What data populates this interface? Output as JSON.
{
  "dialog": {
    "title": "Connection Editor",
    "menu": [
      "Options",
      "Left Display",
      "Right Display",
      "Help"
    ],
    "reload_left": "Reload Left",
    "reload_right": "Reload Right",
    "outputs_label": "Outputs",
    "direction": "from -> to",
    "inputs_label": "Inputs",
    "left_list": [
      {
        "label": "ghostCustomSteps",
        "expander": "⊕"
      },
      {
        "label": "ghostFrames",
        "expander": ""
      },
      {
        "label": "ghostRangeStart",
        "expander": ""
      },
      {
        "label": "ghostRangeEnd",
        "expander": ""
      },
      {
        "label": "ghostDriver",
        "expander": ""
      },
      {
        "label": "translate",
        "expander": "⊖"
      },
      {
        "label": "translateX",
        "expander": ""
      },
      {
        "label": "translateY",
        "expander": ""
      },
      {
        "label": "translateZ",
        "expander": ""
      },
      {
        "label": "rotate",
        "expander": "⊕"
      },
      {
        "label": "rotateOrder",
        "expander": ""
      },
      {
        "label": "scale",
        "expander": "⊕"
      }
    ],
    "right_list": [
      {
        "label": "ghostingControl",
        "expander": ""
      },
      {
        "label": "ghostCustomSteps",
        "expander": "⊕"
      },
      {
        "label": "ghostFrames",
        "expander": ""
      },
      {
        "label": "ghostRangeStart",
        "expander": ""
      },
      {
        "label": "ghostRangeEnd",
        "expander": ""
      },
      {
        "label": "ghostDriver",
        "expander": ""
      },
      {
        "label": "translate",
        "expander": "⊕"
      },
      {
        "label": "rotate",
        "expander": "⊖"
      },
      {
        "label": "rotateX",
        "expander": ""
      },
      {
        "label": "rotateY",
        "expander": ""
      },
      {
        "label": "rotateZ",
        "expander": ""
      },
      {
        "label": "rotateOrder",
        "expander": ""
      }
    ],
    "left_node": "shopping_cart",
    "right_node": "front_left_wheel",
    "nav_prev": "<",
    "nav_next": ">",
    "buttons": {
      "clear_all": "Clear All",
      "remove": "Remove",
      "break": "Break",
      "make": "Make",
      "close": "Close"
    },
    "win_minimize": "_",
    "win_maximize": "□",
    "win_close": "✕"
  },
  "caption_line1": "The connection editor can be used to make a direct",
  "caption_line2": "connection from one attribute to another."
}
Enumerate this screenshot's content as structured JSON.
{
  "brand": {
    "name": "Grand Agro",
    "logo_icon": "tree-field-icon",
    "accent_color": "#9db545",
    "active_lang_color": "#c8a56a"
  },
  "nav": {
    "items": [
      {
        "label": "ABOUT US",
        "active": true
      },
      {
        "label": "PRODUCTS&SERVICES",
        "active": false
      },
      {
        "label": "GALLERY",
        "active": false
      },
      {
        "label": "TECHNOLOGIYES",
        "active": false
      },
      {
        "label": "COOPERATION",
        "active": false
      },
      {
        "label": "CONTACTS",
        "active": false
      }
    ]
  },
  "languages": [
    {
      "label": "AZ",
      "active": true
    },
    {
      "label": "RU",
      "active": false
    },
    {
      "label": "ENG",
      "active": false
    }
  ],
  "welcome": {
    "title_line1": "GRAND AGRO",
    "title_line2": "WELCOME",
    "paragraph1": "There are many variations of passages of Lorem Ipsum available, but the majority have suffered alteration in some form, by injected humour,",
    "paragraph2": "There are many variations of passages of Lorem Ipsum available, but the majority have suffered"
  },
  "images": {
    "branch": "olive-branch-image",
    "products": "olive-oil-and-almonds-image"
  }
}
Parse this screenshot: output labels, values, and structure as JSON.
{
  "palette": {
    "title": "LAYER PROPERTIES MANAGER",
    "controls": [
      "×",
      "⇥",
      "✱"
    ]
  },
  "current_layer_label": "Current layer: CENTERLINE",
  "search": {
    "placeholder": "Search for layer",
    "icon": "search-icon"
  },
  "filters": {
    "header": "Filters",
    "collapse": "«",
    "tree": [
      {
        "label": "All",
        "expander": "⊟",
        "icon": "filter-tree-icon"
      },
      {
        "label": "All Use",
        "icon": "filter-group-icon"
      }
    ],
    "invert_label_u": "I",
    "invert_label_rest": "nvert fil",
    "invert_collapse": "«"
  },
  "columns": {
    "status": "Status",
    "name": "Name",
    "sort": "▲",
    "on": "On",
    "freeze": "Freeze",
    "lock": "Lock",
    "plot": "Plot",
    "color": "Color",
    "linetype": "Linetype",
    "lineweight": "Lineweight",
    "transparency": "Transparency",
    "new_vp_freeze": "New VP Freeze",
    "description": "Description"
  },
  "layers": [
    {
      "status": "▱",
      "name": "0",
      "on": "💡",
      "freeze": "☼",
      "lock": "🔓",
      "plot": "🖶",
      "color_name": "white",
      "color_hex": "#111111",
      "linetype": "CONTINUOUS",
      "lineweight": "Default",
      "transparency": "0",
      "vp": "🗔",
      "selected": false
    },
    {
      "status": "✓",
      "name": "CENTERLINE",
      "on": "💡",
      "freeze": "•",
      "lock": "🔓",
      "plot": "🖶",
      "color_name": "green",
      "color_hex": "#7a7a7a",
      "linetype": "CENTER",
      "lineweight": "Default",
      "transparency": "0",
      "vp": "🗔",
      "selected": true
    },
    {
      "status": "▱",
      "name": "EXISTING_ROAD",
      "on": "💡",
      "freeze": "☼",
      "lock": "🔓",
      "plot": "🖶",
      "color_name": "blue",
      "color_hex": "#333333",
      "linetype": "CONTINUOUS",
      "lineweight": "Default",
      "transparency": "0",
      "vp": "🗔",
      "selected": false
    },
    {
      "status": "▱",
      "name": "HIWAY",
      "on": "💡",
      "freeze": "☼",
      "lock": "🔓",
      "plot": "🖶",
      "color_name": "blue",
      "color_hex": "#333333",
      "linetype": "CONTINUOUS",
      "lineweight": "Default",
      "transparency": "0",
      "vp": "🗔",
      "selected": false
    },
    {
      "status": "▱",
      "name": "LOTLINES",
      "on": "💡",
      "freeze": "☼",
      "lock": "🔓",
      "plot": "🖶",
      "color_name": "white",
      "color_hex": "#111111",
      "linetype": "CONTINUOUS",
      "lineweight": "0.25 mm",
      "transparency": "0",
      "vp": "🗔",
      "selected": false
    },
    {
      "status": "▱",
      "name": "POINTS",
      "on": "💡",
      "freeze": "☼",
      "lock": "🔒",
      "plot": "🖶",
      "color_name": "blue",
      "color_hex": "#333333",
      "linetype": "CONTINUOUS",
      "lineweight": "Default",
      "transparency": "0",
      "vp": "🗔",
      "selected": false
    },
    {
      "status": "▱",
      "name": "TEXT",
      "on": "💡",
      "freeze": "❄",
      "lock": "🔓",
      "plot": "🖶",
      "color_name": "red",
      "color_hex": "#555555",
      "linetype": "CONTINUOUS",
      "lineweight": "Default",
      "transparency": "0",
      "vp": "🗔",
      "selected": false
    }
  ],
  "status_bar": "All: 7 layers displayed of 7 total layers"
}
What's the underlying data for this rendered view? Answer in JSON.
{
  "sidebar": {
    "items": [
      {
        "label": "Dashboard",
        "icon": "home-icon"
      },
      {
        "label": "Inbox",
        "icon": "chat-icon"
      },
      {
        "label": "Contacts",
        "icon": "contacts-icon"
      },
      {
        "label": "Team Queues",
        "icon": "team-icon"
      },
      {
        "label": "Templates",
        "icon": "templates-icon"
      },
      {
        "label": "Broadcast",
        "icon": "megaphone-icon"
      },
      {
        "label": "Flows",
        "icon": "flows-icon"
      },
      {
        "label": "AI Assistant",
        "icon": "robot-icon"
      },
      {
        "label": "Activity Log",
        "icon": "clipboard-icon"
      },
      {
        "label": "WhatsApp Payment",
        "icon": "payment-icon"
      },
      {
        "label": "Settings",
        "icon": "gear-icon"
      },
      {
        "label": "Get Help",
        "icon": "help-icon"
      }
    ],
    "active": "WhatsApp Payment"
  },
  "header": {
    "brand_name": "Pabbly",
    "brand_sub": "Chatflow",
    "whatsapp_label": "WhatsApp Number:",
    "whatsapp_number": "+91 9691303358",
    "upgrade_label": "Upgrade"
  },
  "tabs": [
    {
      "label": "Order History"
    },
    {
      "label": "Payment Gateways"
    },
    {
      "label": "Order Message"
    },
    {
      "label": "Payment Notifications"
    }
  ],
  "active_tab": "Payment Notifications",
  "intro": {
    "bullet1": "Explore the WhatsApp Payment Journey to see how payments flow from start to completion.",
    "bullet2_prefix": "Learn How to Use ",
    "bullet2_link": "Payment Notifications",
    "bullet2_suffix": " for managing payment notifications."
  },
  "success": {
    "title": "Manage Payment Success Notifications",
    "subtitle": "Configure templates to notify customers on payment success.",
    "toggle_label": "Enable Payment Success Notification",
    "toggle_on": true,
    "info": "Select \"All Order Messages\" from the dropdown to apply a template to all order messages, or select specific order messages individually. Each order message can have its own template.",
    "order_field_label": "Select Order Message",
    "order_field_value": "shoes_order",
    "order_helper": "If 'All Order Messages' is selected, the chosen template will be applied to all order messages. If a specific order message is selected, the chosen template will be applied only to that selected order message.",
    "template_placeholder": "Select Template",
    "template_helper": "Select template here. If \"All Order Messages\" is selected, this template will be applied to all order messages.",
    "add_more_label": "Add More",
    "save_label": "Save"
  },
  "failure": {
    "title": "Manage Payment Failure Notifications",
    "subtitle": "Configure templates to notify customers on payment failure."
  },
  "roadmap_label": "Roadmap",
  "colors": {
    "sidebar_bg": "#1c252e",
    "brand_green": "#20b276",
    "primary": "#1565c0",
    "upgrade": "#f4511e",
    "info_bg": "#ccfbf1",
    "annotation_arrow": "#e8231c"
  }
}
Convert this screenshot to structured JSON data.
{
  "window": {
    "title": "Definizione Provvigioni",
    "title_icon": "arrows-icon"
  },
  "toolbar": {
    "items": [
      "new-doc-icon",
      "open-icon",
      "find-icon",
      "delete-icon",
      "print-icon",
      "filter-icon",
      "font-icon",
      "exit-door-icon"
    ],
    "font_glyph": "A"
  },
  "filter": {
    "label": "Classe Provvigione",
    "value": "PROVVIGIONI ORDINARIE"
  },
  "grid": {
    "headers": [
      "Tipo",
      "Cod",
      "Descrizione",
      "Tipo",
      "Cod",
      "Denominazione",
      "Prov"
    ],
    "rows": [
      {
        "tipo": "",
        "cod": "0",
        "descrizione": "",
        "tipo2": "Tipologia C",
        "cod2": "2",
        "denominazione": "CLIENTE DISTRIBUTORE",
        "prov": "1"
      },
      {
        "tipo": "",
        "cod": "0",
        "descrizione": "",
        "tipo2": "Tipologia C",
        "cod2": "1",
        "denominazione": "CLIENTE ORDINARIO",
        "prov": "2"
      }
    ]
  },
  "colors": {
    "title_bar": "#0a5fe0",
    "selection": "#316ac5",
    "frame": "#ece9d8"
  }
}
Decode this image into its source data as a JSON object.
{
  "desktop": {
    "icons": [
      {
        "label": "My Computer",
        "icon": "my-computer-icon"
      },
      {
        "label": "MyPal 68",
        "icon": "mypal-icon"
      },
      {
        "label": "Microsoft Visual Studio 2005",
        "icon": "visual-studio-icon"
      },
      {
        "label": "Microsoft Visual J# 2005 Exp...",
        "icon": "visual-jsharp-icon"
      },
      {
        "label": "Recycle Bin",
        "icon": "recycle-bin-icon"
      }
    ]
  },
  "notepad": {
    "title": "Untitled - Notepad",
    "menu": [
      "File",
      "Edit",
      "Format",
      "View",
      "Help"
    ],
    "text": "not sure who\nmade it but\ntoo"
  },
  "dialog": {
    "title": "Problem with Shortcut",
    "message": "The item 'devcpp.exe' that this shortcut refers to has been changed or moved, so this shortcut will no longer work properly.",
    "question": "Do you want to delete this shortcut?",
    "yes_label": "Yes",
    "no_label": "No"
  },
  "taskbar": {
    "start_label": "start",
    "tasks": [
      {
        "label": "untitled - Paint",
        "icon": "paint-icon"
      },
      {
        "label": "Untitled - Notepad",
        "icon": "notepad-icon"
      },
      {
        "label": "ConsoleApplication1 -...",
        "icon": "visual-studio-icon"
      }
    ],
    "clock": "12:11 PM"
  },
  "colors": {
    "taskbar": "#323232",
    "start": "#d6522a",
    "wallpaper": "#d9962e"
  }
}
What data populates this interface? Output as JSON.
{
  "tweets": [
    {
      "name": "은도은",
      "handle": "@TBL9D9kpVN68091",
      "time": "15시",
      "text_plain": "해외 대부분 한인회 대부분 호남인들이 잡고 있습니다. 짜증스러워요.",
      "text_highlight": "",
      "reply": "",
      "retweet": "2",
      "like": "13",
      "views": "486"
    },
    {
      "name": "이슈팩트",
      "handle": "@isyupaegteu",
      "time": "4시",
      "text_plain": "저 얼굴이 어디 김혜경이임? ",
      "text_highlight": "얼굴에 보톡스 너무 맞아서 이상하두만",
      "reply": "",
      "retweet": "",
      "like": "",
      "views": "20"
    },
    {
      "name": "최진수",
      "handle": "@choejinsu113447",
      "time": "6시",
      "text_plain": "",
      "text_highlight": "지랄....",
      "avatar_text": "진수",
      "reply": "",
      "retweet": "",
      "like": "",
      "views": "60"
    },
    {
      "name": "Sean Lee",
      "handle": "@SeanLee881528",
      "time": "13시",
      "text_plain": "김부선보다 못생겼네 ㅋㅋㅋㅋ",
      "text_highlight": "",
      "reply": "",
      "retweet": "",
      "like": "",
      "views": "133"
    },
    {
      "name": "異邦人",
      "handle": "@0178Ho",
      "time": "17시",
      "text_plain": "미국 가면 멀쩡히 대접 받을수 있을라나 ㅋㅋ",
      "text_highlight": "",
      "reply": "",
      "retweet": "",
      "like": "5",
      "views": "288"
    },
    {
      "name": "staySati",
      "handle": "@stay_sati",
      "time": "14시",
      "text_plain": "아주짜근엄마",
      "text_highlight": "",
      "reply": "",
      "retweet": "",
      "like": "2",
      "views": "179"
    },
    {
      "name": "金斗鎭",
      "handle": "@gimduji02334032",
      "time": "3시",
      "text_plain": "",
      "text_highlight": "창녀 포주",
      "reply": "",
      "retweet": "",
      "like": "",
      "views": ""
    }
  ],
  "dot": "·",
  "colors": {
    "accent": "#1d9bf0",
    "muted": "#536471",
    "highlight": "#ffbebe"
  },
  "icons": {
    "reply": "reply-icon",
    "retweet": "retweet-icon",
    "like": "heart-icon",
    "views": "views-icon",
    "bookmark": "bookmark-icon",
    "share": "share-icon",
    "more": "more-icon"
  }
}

## Required task
Extract all lines that hold the word "make".

## Answer to the task
      "make": "Make",
  "caption_line1": "The connection editor can be used to make a direct",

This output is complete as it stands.